***** Rows

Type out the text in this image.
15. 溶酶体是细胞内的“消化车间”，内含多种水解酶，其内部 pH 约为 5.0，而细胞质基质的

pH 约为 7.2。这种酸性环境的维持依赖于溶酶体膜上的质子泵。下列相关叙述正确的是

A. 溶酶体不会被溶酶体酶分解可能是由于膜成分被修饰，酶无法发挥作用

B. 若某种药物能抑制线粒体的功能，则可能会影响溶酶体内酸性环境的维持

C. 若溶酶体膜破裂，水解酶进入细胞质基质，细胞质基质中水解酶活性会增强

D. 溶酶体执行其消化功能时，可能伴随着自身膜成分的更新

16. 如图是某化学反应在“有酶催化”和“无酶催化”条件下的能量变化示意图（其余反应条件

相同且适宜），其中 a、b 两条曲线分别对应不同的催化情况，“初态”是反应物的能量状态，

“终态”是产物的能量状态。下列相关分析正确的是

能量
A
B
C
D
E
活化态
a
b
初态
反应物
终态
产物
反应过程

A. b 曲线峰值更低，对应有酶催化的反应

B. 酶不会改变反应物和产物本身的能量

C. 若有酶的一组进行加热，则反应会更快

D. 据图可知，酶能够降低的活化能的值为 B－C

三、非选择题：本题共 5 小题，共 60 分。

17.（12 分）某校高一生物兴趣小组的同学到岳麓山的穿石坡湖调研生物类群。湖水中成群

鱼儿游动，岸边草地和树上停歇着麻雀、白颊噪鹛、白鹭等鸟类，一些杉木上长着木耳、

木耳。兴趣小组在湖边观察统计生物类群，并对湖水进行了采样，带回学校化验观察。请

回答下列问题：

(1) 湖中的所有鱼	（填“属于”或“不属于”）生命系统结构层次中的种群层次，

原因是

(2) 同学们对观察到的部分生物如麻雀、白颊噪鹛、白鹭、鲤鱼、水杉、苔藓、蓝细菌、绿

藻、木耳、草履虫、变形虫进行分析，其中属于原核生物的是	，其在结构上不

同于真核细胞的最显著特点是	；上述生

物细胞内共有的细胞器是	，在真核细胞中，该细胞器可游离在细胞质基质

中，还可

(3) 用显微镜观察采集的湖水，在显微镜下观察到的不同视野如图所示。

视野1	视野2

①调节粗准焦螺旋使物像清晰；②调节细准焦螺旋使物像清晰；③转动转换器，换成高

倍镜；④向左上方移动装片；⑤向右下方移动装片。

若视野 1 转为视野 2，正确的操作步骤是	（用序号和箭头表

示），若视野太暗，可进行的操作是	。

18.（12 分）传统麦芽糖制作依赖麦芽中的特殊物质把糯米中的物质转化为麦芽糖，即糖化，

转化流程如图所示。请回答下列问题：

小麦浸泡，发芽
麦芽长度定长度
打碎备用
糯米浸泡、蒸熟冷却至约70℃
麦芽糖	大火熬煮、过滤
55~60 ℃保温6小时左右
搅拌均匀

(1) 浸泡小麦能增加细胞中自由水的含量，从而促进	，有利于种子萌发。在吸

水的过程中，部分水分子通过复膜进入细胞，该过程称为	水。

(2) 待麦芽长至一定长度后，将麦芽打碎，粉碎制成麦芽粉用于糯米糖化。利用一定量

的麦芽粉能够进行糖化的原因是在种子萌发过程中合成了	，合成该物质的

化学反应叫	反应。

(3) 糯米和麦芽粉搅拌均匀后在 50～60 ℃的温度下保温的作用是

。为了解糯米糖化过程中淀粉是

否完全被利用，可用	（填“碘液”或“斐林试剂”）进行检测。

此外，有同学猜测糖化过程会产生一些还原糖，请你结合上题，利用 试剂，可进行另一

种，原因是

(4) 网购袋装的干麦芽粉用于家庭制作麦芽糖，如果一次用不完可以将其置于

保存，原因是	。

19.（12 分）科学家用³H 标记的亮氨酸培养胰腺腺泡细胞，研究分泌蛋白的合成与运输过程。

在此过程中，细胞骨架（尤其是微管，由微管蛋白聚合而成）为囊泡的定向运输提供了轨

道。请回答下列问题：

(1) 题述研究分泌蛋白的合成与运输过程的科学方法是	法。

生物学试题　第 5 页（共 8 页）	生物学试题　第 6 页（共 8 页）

**********

#### What the task asks:
Among the lines of the records above, count those holding the string "白颊噪鹛", and report only the number.

#### Task response:
2